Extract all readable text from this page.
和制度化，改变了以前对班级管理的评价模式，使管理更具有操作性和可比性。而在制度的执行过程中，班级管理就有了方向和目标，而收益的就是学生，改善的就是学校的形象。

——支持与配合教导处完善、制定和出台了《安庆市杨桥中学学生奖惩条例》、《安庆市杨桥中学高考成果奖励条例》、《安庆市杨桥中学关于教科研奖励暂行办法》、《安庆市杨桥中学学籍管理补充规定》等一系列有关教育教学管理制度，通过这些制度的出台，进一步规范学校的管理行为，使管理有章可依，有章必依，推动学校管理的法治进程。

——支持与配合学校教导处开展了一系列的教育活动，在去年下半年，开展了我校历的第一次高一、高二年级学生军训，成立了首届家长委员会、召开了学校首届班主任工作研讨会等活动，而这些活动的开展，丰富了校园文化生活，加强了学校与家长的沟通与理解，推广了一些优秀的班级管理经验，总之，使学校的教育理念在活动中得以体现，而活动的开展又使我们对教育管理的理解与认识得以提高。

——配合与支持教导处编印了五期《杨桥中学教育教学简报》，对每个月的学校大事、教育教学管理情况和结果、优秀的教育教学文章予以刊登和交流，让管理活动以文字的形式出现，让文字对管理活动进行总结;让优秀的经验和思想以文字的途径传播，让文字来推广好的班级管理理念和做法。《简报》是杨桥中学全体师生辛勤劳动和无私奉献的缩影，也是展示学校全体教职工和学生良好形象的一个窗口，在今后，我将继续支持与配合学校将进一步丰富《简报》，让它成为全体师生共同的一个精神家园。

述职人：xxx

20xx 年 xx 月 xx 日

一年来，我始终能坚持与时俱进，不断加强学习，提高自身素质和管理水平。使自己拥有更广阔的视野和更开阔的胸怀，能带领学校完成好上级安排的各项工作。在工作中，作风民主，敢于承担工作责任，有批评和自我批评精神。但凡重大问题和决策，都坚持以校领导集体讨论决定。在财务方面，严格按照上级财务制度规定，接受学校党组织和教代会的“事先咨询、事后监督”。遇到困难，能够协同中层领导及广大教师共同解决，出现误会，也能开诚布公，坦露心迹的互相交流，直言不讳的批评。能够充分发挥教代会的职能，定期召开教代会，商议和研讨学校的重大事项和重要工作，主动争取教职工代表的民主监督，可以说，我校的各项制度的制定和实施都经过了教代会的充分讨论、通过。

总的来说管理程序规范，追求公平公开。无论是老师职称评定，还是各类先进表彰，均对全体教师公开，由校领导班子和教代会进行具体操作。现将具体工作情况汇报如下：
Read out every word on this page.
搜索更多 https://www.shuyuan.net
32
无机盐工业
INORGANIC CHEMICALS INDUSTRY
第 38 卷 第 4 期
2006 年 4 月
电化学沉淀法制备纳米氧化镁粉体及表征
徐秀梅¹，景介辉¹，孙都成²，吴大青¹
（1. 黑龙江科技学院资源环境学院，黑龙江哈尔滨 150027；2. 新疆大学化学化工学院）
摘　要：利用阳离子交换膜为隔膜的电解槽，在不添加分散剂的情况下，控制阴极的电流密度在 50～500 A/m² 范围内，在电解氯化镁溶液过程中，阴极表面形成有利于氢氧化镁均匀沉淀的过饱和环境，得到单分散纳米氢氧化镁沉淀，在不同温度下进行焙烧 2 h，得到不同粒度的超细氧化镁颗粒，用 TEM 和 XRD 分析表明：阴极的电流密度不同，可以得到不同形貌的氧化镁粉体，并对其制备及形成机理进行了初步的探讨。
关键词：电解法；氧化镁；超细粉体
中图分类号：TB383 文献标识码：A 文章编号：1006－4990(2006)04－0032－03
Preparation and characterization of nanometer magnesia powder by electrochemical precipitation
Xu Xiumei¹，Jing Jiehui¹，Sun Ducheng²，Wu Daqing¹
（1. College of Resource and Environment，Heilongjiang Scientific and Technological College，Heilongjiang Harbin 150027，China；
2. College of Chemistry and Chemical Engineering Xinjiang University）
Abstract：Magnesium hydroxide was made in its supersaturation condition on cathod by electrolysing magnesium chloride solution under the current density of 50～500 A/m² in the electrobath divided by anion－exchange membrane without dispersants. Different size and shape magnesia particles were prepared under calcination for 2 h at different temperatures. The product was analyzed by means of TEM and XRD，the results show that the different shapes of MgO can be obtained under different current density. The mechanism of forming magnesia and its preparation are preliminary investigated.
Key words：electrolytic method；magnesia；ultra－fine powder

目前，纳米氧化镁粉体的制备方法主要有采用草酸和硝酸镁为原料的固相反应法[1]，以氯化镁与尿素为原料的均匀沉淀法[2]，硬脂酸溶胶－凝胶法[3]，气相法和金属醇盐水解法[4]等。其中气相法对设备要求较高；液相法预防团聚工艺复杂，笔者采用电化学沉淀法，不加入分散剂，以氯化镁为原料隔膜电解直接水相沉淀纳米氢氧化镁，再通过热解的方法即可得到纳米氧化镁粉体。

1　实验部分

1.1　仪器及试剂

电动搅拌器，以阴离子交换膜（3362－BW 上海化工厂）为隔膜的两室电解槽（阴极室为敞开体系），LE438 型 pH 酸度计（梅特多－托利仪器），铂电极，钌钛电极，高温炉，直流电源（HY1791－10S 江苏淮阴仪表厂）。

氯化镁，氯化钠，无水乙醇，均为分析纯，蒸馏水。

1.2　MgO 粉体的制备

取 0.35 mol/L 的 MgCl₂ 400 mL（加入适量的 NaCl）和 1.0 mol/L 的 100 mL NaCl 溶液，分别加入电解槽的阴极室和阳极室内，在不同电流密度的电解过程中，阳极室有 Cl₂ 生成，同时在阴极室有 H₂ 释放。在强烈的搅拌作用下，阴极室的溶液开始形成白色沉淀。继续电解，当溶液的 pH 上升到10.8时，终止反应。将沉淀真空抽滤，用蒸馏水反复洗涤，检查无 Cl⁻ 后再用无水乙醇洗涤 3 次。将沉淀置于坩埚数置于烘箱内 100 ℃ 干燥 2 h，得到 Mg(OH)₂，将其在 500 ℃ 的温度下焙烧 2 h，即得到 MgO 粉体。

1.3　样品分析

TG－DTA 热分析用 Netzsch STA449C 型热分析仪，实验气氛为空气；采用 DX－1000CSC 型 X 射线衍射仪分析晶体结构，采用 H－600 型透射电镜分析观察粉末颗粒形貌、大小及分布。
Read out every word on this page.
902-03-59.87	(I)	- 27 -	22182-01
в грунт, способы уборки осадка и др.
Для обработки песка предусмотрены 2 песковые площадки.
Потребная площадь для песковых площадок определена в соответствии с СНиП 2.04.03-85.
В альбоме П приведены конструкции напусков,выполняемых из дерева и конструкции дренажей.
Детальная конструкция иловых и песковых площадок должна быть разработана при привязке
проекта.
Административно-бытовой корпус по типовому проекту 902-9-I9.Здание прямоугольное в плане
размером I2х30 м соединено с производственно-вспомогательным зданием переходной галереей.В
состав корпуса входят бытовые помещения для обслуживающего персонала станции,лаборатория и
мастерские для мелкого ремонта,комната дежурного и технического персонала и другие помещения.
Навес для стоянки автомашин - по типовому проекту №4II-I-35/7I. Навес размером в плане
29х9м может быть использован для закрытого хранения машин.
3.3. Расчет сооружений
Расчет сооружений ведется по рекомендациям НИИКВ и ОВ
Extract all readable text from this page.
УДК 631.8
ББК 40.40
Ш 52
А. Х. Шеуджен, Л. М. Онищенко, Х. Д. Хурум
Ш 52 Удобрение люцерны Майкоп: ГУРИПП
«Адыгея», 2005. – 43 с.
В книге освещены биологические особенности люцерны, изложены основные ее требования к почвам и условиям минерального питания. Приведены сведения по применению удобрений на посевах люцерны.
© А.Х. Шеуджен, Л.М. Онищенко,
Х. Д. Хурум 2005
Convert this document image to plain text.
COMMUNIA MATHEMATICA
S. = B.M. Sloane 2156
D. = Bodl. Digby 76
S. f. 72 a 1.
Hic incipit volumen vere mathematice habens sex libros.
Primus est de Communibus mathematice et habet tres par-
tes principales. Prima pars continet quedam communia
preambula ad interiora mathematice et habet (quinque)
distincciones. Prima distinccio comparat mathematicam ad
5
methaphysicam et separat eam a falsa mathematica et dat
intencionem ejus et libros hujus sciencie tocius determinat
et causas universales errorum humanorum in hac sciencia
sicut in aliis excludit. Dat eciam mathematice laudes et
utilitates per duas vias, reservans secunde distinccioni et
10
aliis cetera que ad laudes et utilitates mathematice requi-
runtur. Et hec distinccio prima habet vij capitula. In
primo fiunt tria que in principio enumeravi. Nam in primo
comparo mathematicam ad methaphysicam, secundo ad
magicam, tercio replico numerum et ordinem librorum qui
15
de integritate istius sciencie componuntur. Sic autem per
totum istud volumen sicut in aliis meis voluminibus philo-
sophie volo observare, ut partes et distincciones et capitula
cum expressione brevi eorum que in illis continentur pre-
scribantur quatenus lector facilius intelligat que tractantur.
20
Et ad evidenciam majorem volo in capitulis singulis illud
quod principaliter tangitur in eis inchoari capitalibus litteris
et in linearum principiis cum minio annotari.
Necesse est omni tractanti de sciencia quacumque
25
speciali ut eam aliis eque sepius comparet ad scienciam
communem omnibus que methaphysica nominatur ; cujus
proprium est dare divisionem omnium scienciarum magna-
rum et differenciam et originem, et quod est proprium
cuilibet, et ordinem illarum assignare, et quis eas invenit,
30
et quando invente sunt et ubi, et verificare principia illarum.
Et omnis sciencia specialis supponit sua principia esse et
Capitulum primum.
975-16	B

▶ **Given problem**: Every line in the data that holds "люцерны" should be copied out.

▶ **Task response**:
Ш 52 Удобрение люцерны Майкоп: ГУРИПП
В книге освещены биологические особенности люцерны, изложены основные ее требования к почвам и условиям минерального питания. Приведены сведения по применению удобрений на посевах люцерны.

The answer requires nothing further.